— Begin —
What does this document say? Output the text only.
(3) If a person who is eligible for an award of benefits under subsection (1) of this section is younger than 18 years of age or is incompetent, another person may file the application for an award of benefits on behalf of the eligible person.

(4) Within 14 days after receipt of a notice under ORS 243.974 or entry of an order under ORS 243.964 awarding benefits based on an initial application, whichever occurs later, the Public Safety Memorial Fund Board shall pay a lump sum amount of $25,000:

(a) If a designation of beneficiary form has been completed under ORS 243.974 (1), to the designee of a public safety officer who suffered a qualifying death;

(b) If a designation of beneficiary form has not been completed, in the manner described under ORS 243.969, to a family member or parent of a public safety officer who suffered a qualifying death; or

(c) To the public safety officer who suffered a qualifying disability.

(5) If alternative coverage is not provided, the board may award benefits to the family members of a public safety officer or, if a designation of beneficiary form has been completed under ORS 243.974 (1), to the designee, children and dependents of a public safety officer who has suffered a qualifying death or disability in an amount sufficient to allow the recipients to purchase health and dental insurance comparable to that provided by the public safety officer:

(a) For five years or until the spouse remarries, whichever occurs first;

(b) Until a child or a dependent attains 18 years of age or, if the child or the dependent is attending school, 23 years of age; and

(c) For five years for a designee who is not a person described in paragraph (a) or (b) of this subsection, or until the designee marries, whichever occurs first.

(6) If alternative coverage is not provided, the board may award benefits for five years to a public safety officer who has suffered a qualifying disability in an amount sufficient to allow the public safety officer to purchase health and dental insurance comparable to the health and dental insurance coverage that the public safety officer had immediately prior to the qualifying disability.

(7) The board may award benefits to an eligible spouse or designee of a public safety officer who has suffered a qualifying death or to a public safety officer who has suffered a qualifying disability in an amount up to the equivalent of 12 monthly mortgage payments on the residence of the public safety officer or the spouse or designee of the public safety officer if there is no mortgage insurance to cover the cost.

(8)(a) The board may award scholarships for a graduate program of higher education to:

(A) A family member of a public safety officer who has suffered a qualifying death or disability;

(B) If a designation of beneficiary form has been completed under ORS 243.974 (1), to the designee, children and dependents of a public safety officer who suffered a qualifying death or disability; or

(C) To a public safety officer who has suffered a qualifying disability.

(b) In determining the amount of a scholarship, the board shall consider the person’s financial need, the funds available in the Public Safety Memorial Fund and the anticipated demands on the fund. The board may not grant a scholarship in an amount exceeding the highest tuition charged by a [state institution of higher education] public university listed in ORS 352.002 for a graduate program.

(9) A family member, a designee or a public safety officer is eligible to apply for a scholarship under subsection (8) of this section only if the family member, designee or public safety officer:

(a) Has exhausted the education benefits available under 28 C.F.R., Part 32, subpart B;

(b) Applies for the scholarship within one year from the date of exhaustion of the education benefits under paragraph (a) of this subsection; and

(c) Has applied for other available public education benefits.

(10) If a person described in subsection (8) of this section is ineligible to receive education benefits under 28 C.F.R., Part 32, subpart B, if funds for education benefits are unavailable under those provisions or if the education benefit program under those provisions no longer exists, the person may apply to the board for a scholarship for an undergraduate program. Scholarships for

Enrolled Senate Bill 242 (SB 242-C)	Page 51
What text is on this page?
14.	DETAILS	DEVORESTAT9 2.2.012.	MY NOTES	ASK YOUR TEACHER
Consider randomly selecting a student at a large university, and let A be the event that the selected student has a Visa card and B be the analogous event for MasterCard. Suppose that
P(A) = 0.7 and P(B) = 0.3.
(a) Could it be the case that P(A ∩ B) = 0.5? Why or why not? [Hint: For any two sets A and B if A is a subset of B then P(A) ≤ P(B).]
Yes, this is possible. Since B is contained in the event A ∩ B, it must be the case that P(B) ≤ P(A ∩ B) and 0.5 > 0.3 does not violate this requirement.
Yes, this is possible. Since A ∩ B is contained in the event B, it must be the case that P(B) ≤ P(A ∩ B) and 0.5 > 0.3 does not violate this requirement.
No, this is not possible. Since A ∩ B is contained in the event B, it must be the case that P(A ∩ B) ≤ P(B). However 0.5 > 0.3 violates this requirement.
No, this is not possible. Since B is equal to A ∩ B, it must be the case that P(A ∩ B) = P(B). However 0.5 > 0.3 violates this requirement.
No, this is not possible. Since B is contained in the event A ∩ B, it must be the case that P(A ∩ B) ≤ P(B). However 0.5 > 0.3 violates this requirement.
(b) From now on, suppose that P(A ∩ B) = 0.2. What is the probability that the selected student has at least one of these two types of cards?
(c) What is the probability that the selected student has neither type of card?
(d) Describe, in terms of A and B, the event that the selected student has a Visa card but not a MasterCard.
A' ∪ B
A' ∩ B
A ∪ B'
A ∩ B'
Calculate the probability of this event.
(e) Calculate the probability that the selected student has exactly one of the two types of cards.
— End —
*EXERCISE DESCRIPTION*:
Please quote the data above in full, with no line missing.

*TASK RESULT*:
What does this document say? Output the text only.
(3) If a person who is eligible for an award of benefits under subsection (1) of this section is younger than 18 years of age or is incompetent, another person may file the application for an award of benefits on behalf of the eligible person.

(4) Within 14 days after receipt of a notice under ORS 243.974 or entry of an order under ORS 243.964 awarding benefits based on an initial application, whichever occurs later, the Public Safety Memorial Fund Board shall pay a lump sum amount of $25,000:

(a) If a designation of beneficiary form has been completed under ORS 243.974 (1), to the designee of a public safety officer who suffered a qualifying death;

(b) If a designation of beneficiary form has not been completed, in the manner described under ORS 243.969, to a family member or parent of a public safety officer who suffered a qualifying death; or

(c) To the public safety officer who suffered a qualifying disability.

(5) If alternative coverage is not provided, the board may award benefits to the family members of a public safety officer or, if a designation of beneficiary form has been completed under ORS 243.974 (1), to the designee, children and dependents of a public safety officer who has suffered a qualifying death or disability in an amount sufficient to allow the recipients to purchase health and dental insurance comparable to that provided by the public safety officer:

(a) For five years or until the spouse remarries, whichever occurs first;

(b) Until a child or a dependent attains 18 years of age or, if the child or the dependent is attending school, 23 years of age; and

(c) For five years for a designee who is not a person described in paragraph (a) or (b) of this subsection, or until the designee marries, whichever occurs first.

(6) If alternative coverage is not provided, the board may award benefits for five years to a public safety officer who has suffered a qualifying disability in an amount sufficient to allow the public safety officer to purchase health and dental insurance comparable to the health and dental insurance coverage that the public safety officer had immediately prior to the qualifying disability.

(7) The board may award benefits to an eligible spouse or designee of a public safety officer who has suffered a qualifying death or to a public safety officer who has suffered a qualifying disability in an amount up to the equivalent of 12 monthly mortgage payments on the residence of the public safety officer or the spouse or designee of the public safety officer if there is no mortgage insurance to cover the cost.

(8)(a) The board may award scholarships for a graduate program of higher education to:

(A) A family member of a public safety officer who has suffered a qualifying death or disability;

(B) If a designation of beneficiary form has been completed under ORS 243.974 (1), to the designee, children and dependents of a public safety officer who suffered a qualifying death or disability; or

(C) To a public safety officer who has suffered a qualifying disability.

(b) In determining the amount of a scholarship, the board shall consider the person’s financial need, the funds available in the Public Safety Memorial Fund and the anticipated demands on the fund. The board may not grant a scholarship in an amount exceeding the highest tuition charged by a [state institution of higher education] public university listed in ORS 352.002 for a graduate program.

(9) A family member, a designee or a public safety officer is eligible to apply for a scholarship under subsection (8) of this section only if the family member, designee or public safety officer:

(a) Has exhausted the education benefits available under 28 C.F.R., Part 32, subpart B;

(b) Applies for the scholarship within one year from the date of exhaustion of the education benefits under paragraph (a) of this subsection; and

(c) Has applied for other available public education benefits.

(10) If a person described in subsection (8) of this section is ineligible to receive education benefits under 28 C.F.R., Part 32, subpart B, if funds for education benefits are unavailable under those provisions or if the education benefit program under those provisions no longer exists, the person may apply to the board for a scholarship for an undergraduate program. Scholarships for

Enrolled Senate Bill 242 (SB 242-C)	Page 51
What text is on this page?
14.	DETAILS	DEVORESTAT9 2.2.012.	MY NOTES	ASK YOUR TEACHER
Consider randomly selecting a student at a large university, and let A be the event that the selected student has a Visa card and B be the analogous event for MasterCard. Suppose that
P(A) = 0.7 and P(B) = 0.3.
(a) Could it be the case that P(A ∩ B) = 0.5? Why or why not? [Hint: For any two sets A and B if A is a subset of B then P(A) ≤ P(B).]
Yes, this is possible. Since B is contained in the event A ∩ B, it must be the case that P(B) ≤ P(A ∩ B) and 0.5 > 0.3 does not violate this requirement.
Yes, this is possible. Since A ∩ B is contained in the event B, it must be the case that P(B) ≤ P(A ∩ B) and 0.5 > 0.3 does not violate this requirement.
No, this is not possible. Since A ∩ B is contained in the event B, it must be the case that P(A ∩ B) ≤ P(B). However 0.5 > 0.3 violates this requirement.
No, this is not possible. Since B is equal to A ∩ B, it must be the case that P(A ∩ B) = P(B). However 0.5 > 0.3 violates this requirement.
No, this is not possible. Since B is contained in the event A ∩ B, it must be the case that P(A ∩ B) ≤ P(B). However 0.5 > 0.3 violates this requirement.
(b) From now on, suppose that P(A ∩ B) = 0.2. What is the probability that the selected student has at least one of these two types of cards?
(c) What is the probability that the selected student has neither type of card?
(d) Describe, in terms of A and B, the event that the selected student has a Visa card but not a MasterCard.
A' ∪ B
A' ∩ B
A ∪ B'
A ∩ B'
Calculate the probability of this event.
(e) Calculate the probability that the selected student has exactly one of the two types of cards.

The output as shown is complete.